What needs to be done: Take all the material and copy it exactly.

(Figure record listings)
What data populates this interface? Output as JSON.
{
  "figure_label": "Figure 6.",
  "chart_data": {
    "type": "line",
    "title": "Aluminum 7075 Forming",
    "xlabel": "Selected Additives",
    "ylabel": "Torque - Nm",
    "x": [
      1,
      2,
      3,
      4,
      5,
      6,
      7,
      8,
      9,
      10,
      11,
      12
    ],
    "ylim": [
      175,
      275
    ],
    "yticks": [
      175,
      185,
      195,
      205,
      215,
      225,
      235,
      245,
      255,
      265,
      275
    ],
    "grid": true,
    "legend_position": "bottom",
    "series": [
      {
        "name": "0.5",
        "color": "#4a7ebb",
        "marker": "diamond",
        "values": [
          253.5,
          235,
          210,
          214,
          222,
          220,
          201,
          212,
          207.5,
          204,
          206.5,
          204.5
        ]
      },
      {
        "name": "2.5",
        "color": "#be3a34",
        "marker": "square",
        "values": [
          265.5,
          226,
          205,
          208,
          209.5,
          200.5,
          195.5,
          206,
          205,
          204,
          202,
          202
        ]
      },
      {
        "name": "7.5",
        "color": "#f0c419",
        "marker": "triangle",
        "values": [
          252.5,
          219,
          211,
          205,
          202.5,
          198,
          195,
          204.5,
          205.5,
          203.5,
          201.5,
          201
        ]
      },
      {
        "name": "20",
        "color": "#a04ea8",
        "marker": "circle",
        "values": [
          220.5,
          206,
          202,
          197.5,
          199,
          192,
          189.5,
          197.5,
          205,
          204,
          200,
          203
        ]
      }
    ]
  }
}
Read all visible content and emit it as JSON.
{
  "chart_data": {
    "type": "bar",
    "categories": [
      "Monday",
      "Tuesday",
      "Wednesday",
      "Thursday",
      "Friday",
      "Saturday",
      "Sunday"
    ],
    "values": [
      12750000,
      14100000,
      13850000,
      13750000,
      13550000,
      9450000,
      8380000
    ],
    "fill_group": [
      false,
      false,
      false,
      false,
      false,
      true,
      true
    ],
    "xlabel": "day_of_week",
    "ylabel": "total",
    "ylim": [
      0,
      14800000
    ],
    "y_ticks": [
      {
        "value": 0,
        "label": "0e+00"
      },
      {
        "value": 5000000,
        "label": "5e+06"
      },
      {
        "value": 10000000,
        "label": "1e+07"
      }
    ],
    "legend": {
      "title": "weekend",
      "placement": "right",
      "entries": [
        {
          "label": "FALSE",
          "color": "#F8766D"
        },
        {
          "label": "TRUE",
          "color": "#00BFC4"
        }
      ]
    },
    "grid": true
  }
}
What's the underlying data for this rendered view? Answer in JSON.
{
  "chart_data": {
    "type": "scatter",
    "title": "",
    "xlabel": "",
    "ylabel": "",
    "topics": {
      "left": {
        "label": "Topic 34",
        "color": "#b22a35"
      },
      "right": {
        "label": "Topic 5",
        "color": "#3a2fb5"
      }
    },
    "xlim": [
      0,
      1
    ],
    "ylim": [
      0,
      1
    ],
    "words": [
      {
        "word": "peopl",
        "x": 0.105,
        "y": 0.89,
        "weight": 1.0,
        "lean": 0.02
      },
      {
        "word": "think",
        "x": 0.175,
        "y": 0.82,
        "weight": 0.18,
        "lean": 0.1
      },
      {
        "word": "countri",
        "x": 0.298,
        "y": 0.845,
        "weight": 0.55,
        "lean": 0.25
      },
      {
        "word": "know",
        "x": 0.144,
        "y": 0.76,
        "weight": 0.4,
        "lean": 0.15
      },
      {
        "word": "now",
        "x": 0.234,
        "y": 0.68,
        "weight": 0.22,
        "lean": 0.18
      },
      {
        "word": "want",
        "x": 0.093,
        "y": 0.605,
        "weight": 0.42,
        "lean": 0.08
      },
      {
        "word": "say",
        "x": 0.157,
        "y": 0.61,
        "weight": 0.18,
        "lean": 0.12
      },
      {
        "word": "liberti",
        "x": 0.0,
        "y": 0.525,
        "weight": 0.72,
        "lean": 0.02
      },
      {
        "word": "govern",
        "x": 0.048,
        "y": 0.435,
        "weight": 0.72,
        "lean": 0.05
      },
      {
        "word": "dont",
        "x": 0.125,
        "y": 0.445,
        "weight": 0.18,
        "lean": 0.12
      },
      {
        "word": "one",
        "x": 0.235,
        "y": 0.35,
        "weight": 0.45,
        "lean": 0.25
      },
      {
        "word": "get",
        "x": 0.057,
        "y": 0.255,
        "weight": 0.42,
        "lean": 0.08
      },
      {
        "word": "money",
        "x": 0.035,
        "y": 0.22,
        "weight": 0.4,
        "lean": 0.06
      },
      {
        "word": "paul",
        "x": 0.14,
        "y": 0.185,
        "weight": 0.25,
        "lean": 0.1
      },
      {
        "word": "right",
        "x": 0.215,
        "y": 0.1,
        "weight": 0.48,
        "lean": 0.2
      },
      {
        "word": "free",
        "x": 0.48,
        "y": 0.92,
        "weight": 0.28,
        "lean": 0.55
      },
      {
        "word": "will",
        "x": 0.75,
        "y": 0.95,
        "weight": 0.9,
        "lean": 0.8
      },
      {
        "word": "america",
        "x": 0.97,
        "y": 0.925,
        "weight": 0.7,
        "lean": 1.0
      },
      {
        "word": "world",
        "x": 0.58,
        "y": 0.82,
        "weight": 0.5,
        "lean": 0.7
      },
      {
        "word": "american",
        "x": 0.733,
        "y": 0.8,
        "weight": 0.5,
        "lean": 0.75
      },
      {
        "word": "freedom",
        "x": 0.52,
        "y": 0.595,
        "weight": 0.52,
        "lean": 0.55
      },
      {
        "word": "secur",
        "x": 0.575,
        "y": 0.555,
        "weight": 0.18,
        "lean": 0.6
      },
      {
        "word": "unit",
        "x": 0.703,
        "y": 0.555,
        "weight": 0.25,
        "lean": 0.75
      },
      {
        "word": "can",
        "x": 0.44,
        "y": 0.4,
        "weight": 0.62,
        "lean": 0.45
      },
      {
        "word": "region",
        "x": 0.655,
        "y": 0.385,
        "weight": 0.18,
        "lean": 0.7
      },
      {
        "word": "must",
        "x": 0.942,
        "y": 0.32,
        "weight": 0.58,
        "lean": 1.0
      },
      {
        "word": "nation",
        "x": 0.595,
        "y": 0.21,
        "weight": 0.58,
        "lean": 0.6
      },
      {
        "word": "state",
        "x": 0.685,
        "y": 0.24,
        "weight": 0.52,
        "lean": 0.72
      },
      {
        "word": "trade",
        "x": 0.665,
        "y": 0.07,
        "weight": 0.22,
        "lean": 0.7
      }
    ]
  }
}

Final answer:
What data populates this interface? Output as JSON.
{
  "figure_label": "Figure 6.",
  "chart_data": {
    "type": "line",
    "title": "Aluminum 7075 Forming",
    "xlabel": "Selected Additives",
    "ylabel": "Torque - Nm",
    "x": [
      1,
      2,
      3,
      4,
      5,
      6,
      7,
      8,
      9,
      10,
      11,
      12
    ],
    "ylim": [
      175,
      275
    ],
    "yticks": [
      175,
      185,
      195,
      205,
      215,
      225,
      235,
      245,
      255,
      265,
      275
    ],
    "grid": true,
    "legend_position": "bottom",
    "series": [
      {
        "name": "0.5",
        "color": "#4a7ebb",
        "marker": "diamond",
        "values": [
          253.5,
          235,
          210,
          214,
          222,
          220,
          201,
          212,
          207.5,
          204,
          206.5,
          204.5
        ]
      },
      {
        "name": "2.5",
        "color": "#be3a34",
        "marker": "square",
        "values": [
          265.5,
          226,
          205,
          208,
          209.5,
          200.5,
          195.5,
          206,
          205,
          204,
          202,
          202
        ]
      },
      {
        "name": "7.5",
        "color": "#f0c419",
        "marker": "triangle",
        "values": [
          252.5,
          219,
          211,
          205,
          202.5,
          198,
          195,
          204.5,
          205.5,
          203.5,
          201.5,
          201
        ]
      },
      {
        "name": "20",
        "color": "#a04ea8",
        "marker": "circle",
        "values": [
          220.5,
          206,
          202,
          197.5,
          199,
          192,
          189.5,
          197.5,
          205,
          204,
          200,
          203
        ]
      }
    ]
  }
}
Read all visible content and emit it as JSON.
{
  "chart_data": {
    "type": "bar",
    "categories": [
      "Monday",
      "Tuesday",
      "Wednesday",
      "Thursday",
      "Friday",
      "Saturday",
      "Sunday"
    ],
    "values": [
      12750000,
      14100000,
      13850000,
      13750000,
      13550000,
      9450000,
      8380000
    ],
    "fill_group": [
      false,
      false,
      false,
      false,
      false,
      true,
      true
    ],
    "xlabel": "day_of_week",
    "ylabel": "total",
    "ylim": [
      0,
      14800000
    ],
    "y_ticks": [
      {
        "value": 0,
        "label": "0e+00"
      },
      {
        "value": 5000000,
        "label": "5e+06"
      },
      {
        "value": 10000000,
        "label": "1e+07"
      }
    ],
    "legend": {
      "title": "weekend",
      "placement": "right",
      "entries": [
        {
          "label": "FALSE",
          "color": "#F8766D"
        },
        {
          "label": "TRUE",
          "color": "#00BFC4"
        }
      ]
    },
    "grid": true
  }
}
What's the underlying data for this rendered view? Answer in JSON.
{
  "chart_data": {
    "type": "scatter",
    "title": "",
    "xlabel": "",
    "ylabel": "",
    "topics": {
      "left": {
        "label": "Topic 34",
        "color": "#b22a35"
      },
      "right": {
        "label": "Topic 5",
        "color": "#3a2fb5"
      }
    },
    "xlim": [
      0,
      1
    ],
    "ylim": [
      0,
      1
    ],
    "words": [
      {
        "word": "peopl",
        "x": 0.105,
        "y": 0.89,
        "weight": 1.0,
        "lean": 0.02
      },
      {
        "word": "think",
        "x": 0.175,
        "y": 0.82,
        "weight": 0.18,
        "lean": 0.1
      },
      {
        "word": "countri",
        "x": 0.298,
        "y": 0.845,
        "weight": 0.55,
        "lean": 0.25
      },
      {
        "word": "know",
        "x": 0.144,
        "y": 0.76,
        "weight": 0.4,
        "lean": 0.15
      },
      {
        "word": "now",
        "x": 0.234,
        "y": 0.68,
        "weight": 0.22,
        "lean": 0.18
      },
      {
        "word": "want",
        "x": 0.093,
        "y": 0.605,
        "weight": 0.42,
        "lean": 0.08
      },
      {
        "word": "say",
        "x": 0.157,
        "y": 0.61,
        "weight": 0.18,
        "lean": 0.12
      },
      {
        "word": "liberti",
        "x": 0.0,
        "y": 0.525,
        "weight": 0.72,
        "lean": 0.02
      },
      {
        "word": "govern",
        "x": 0.048,
        "y": 0.435,
        "weight": 0.72,
        "lean": 0.05
      },
      {
        "word": "dont",
        "x": 0.125,
        "y": 0.445,
        "weight": 0.18,
        "lean": 0.12
      },
      {
        "word": "one",
        "x": 0.235,
        "y": 0.35,
        "weight": 0.45,
        "lean": 0.25
      },
      {
        "word": "get",
        "x": 0.057,
        "y": 0.255,
        "weight": 0.42,
        "lean": 0.08
      },
      {
        "word": "money",
        "x": 0.035,
        "y": 0.22,
        "weight": 0.4,
        "lean": 0.06
      },
      {
        "word": "paul",
        "x": 0.14,
        "y": 0.185,
        "weight": 0.25,
        "lean": 0.1
      },
      {
        "word": "right",
        "x": 0.215,
        "y": 0.1,
        "weight": 0.48,
        "lean": 0.2
      },
      {
        "word": "free",
        "x": 0.48,
        "y": 0.92,
        "weight": 0.28,
        "lean": 0.55
      },
      {
        "word": "will",
        "x": 0.75,
        "y": 0.95,
        "weight": 0.9,
        "lean": 0.8
      },
      {
        "word": "america",
        "x": 0.97,
        "y": 0.925,
        "weight": 0.7,
        "lean": 1.0
      },
      {
        "word": "world",
        "x": 0.58,
        "y": 0.82,
        "weight": 0.5,
        "lean": 0.7
      },
      {
        "word": "american",
        "x": 0.733,
        "y": 0.8,
        "weight": 0.5,
        "lean": 0.75
      },
      {
        "word": "freedom",
        "x": 0.52,
        "y": 0.595,
        "weight": 0.52,
        "lean": 0.55
      },
      {
        "word": "secur",
        "x": 0.575,
        "y": 0.555,
        "weight": 0.18,
        "lean": 0.6
      },
      {
        "word": "unit",
        "x": 0.703,
        "y": 0.555,
        "weight": 0.25,
        "lean": 0.75
      },
      {
        "word": "can",
        "x": 0.44,
        "y": 0.4,
        "weight": 0.62,
        "lean": 0.45
      },
      {
        "word": "region",
        "x": 0.655,
        "y": 0.385,
        "weight": 0.18,
        "lean": 0.7
      },
      {
        "word": "must",
        "x": 0.942,
        "y": 0.32,
        "weight": 0.58,
        "lean": 1.0
      },
      {
        "word": "nation",
        "x": 0.595,
        "y": 0.21,
        "weight": 0.58,
        "lean": 0.6
      },
      {
        "word": "state",
        "x": 0.685,
        "y": 0.24,
        "weight": 0.52,
        "lean": 0.72
      },
      {
        "word": "trade",
        "x": 0.665,
        "y": 0.07,
        "weight": 0.22,
        "lean": 0.7
      }
    ]
  }
}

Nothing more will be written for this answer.